━━━━━ DATA FOR THE TASK ━━━━━

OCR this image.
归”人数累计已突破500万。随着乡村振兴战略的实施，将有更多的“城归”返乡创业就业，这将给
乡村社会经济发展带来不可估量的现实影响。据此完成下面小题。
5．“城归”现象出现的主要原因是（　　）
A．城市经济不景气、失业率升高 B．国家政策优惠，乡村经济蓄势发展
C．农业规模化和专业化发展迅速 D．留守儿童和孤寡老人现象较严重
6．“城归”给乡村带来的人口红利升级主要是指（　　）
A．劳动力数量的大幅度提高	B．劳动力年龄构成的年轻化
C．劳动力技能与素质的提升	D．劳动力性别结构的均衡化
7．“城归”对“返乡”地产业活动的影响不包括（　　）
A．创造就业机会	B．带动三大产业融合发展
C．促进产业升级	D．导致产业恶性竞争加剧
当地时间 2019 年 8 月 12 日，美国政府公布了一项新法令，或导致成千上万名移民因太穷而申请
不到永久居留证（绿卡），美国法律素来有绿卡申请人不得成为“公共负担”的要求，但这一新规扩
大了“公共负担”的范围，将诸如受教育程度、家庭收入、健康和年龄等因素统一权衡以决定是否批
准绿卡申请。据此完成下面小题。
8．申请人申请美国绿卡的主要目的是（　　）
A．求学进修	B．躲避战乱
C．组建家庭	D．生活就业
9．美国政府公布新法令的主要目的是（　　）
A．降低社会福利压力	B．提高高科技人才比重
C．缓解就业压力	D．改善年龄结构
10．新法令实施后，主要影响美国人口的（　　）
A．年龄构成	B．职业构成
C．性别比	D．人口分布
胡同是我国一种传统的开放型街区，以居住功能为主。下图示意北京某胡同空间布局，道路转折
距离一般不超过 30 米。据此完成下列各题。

━━━━━

* EXERCISE OBJECTIVE *
Every record should be repeated exactly; please leave none out.

* CORRECT RESPONSE *
OCR this image.
归”人数累计已突破500万。随着乡村振兴战略的实施，将有更多的“城归”返乡创业就业，这将给
乡村社会经济发展带来不可估量的现实影响。据此完成下面小题。
5．“城归”现象出现的主要原因是（　　）
A．城市经济不景气、失业率升高 B．国家政策优惠，乡村经济蓄势发展
C．农业规模化和专业化发展迅速 D．留守儿童和孤寡老人现象较严重
6．“城归”给乡村带来的人口红利升级主要是指（　　）
A．劳动力数量的大幅度提高	B．劳动力年龄构成的年轻化
C．劳动力技能与素质的提升	D．劳动力性别结构的均衡化
7．“城归”对“返乡”地产业活动的影响不包括（　　）
A．创造就业机会	B．带动三大产业融合发展
C．促进产业升级	D．导致产业恶性竞争加剧
当地时间 2019 年 8 月 12 日，美国政府公布了一项新法令，或导致成千上万名移民因太穷而申请
不到永久居留证（绿卡），美国法律素来有绿卡申请人不得成为“公共负担”的要求，但这一新规扩
大了“公共负担”的范围，将诸如受教育程度、家庭收入、健康和年龄等因素统一权衡以决定是否批
准绿卡申请。据此完成下面小题。
8．申请人申请美国绿卡的主要目的是（　　）
A．求学进修	B．躲避战乱
C．组建家庭	D．生活就业
9．美国政府公布新法令的主要目的是（　　）
A．降低社会福利压力	B．提高高科技人才比重
C．缓解就业压力	D．改善年龄结构
10．新法令实施后，主要影响美国人口的（　　）
A．年龄构成	B．职业构成
C．性别比	D．人口分布
胡同是我国一种传统的开放型街区，以居住功能为主。下图示意北京某胡同空间布局，道路转折
距离一般不超过 30 米。据此完成下列各题。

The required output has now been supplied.